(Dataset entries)

----

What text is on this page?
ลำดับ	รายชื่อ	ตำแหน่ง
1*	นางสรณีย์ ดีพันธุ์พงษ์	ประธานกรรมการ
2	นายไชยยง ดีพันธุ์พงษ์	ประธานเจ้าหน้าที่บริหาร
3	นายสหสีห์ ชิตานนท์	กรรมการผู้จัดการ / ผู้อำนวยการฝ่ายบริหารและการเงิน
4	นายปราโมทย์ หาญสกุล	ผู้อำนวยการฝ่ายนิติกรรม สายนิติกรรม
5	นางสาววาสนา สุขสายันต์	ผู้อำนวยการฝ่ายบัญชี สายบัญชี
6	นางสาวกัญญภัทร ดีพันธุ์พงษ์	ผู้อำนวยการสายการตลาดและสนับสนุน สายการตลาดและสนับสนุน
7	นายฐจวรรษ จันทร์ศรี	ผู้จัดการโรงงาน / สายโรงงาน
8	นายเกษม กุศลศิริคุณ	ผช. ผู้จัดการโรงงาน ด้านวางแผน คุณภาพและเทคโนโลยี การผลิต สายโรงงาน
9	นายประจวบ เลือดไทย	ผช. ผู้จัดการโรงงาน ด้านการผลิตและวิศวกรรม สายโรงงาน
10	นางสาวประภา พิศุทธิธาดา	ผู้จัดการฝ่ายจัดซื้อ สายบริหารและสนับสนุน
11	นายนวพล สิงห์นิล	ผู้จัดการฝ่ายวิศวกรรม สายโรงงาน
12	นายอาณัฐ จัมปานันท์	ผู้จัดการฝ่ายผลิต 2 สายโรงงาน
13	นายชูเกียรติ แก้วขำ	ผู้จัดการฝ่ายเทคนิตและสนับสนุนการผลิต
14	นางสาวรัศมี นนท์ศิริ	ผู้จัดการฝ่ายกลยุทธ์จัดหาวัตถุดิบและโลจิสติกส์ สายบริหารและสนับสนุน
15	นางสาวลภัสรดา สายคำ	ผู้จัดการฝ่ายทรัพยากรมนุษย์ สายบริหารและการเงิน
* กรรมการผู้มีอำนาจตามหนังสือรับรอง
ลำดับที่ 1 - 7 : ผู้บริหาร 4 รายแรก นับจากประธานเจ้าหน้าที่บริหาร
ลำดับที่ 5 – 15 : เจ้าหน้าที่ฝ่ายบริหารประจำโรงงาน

----

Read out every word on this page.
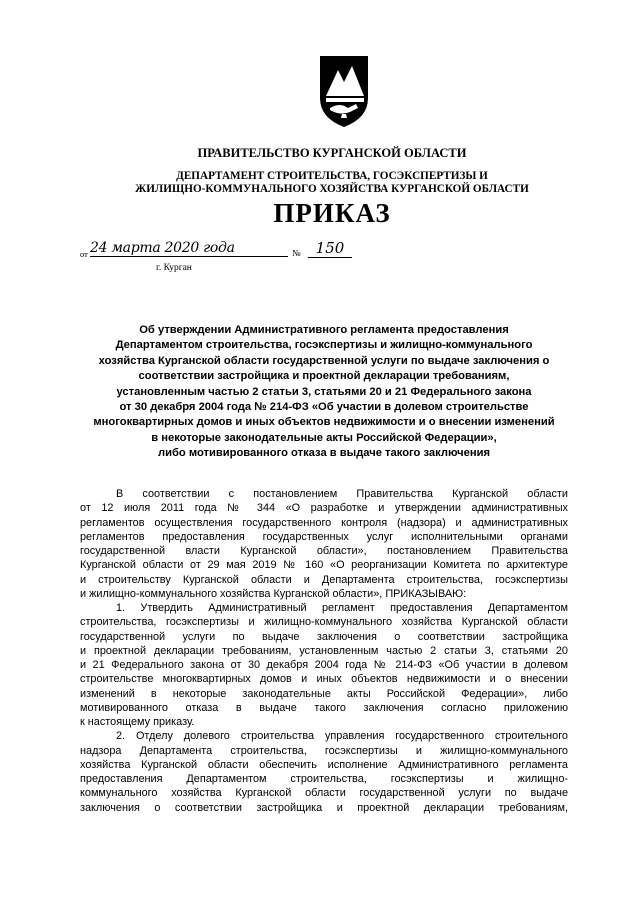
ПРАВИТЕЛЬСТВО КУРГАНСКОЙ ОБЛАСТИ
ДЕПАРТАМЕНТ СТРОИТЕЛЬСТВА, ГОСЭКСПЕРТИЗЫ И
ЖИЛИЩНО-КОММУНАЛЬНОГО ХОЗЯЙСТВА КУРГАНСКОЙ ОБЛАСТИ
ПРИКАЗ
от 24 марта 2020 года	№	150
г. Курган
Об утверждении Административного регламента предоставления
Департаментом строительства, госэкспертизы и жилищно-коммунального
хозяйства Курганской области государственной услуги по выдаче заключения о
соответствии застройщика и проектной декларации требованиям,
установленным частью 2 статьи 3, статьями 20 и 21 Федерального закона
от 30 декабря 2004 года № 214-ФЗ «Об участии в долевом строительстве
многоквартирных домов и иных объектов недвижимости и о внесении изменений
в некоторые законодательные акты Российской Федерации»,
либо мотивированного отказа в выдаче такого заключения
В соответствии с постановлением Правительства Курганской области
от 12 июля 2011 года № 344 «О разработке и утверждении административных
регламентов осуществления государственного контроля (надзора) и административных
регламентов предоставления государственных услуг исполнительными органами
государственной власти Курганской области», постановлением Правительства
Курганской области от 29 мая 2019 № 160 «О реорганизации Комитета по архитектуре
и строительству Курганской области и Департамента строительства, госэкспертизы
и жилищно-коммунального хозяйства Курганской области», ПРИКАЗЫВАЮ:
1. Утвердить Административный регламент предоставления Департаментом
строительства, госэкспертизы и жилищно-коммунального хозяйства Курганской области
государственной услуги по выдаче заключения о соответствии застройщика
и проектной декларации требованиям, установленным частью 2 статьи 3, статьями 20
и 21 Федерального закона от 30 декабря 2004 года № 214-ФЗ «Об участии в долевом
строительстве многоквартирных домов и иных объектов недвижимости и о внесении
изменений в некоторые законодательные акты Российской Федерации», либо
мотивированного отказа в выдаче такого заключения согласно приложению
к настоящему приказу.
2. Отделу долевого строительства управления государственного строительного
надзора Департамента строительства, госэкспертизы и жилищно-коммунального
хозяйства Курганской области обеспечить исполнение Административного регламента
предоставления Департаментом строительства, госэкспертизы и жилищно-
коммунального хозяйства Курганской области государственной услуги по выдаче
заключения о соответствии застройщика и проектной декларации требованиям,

----

Stated problem:
From the data above, copy each line that has the string "отказа".

Answer for the task:
либо мотивированного отказа в выдаче такого заключения
мотивированного отказа в выдаче такого заключения согласно приложению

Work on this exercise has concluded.